Set problem -> Search the data below for the word "Statistical" and copy each line that holds it.

[Records from a dataset]
• • •

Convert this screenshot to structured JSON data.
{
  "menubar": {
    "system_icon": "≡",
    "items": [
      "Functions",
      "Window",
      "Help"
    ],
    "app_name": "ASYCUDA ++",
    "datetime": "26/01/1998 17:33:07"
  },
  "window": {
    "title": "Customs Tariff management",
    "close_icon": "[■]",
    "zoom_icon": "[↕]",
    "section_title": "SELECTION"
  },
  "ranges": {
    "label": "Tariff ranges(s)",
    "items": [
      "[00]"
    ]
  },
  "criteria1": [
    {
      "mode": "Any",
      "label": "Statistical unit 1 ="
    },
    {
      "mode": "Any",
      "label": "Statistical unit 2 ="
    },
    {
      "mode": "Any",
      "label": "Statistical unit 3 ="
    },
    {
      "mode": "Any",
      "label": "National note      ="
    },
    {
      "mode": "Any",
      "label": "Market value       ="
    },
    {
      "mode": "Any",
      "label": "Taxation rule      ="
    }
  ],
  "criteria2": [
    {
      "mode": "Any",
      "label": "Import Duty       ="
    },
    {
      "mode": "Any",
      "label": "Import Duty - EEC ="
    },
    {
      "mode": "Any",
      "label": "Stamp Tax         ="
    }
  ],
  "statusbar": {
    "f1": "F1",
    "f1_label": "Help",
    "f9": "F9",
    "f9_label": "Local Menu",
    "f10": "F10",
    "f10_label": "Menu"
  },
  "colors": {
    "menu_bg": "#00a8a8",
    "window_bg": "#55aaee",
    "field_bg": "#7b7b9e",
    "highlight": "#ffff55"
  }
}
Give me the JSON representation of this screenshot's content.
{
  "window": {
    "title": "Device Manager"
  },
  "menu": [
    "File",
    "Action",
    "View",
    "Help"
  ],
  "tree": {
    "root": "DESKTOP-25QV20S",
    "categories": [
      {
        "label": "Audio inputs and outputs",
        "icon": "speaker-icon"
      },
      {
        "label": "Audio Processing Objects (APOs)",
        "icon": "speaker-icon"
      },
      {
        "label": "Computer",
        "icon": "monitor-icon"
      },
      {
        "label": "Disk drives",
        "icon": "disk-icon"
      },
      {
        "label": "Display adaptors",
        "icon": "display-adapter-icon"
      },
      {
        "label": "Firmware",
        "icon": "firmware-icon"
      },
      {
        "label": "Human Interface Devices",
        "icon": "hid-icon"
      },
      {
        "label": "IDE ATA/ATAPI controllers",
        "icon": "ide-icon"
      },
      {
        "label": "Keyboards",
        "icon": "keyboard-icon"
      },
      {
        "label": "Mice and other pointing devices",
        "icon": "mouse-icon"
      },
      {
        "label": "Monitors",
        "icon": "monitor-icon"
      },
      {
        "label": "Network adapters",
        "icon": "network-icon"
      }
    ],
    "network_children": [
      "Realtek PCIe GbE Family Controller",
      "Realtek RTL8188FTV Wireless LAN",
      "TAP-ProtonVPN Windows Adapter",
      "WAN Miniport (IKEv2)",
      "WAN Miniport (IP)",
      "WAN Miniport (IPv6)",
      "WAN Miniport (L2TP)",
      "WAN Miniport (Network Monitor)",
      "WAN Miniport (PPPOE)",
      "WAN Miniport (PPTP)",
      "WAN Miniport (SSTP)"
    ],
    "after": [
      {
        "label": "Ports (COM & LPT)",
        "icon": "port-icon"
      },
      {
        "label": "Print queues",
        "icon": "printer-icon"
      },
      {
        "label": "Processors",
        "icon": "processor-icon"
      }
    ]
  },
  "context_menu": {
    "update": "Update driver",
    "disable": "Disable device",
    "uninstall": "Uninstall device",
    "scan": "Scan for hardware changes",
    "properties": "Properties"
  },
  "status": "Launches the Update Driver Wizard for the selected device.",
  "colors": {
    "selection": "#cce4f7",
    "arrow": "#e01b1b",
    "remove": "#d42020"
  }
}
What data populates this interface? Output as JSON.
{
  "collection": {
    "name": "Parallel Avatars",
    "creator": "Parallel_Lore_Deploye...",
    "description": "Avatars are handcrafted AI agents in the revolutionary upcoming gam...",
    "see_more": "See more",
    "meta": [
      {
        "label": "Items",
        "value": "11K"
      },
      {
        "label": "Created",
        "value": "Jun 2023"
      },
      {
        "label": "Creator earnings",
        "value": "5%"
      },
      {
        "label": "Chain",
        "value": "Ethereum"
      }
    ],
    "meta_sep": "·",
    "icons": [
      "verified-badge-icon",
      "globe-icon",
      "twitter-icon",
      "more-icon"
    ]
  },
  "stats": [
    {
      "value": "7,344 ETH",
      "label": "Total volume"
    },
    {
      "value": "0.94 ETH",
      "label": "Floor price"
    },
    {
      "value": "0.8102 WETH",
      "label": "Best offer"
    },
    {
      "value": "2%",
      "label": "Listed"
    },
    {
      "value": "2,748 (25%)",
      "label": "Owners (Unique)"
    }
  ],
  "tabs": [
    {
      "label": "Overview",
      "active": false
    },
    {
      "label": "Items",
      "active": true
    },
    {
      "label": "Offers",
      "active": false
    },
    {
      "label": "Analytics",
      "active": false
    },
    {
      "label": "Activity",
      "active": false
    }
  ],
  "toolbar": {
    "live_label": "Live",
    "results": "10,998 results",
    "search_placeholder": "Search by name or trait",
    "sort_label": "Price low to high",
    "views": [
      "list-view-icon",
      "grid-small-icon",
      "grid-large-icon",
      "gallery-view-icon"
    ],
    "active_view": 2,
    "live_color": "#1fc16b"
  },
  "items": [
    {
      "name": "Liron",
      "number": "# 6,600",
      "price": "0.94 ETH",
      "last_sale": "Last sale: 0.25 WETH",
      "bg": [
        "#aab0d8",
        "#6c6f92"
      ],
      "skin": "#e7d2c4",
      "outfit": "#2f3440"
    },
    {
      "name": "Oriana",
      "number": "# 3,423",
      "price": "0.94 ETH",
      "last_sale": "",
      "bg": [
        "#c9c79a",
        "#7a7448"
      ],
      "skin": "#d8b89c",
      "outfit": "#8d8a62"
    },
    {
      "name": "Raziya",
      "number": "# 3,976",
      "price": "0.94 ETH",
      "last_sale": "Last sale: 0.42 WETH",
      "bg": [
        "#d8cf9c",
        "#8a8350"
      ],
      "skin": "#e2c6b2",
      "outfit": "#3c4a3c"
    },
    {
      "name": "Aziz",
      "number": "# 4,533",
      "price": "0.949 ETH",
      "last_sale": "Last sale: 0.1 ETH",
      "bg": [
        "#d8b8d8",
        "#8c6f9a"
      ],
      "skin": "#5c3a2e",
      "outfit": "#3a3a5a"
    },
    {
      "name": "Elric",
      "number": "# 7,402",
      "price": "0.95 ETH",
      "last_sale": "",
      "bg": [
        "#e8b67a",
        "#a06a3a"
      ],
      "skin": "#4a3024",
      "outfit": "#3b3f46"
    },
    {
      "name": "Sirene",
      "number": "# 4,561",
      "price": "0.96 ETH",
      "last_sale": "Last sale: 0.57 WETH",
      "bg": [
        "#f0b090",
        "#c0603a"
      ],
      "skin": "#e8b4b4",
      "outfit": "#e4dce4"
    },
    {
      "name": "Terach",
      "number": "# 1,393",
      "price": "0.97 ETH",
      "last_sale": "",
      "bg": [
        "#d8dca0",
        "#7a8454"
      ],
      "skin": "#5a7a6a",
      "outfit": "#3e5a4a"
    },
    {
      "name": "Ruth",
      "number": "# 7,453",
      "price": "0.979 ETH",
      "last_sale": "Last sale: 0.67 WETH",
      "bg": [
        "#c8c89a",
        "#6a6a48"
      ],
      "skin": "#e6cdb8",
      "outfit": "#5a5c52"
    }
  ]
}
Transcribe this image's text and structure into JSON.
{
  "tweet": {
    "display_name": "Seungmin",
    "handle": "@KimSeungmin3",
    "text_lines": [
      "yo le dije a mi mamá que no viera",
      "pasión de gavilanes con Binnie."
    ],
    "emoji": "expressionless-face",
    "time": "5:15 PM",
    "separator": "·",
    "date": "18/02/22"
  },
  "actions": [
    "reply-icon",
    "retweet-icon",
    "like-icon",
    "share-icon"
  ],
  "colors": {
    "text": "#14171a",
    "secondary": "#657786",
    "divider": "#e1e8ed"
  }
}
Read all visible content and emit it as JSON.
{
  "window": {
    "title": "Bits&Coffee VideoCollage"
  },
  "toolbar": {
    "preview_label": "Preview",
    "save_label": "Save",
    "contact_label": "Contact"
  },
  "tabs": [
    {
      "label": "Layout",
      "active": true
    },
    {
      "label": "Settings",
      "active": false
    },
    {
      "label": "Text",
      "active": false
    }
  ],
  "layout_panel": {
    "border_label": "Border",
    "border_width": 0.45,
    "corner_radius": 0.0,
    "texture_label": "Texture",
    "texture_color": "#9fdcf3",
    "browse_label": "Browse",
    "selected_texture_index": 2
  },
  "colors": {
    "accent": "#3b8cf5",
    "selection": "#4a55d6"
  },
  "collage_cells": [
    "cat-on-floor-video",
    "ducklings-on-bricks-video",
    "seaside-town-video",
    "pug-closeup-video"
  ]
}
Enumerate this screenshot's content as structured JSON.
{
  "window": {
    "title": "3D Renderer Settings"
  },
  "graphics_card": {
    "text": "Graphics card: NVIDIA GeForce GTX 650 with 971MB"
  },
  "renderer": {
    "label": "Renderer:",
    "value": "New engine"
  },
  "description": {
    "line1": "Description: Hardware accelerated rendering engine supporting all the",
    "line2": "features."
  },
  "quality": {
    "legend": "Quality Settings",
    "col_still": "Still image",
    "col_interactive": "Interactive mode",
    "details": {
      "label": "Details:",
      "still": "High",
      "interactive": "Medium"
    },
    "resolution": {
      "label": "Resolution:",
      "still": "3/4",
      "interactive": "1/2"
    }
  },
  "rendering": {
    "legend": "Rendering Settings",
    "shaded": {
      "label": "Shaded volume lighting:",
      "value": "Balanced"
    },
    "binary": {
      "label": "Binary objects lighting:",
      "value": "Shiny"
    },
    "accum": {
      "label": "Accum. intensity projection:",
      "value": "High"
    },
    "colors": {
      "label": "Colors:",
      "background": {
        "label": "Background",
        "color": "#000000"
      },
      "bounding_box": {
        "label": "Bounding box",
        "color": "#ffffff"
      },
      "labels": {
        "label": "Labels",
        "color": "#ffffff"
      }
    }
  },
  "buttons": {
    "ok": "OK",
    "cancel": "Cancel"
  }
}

• • •

Correct result ->
      "label": "Statistical unit 1 ="
      "label": "Statistical unit 2 ="
      "label": "Statistical unit 3 ="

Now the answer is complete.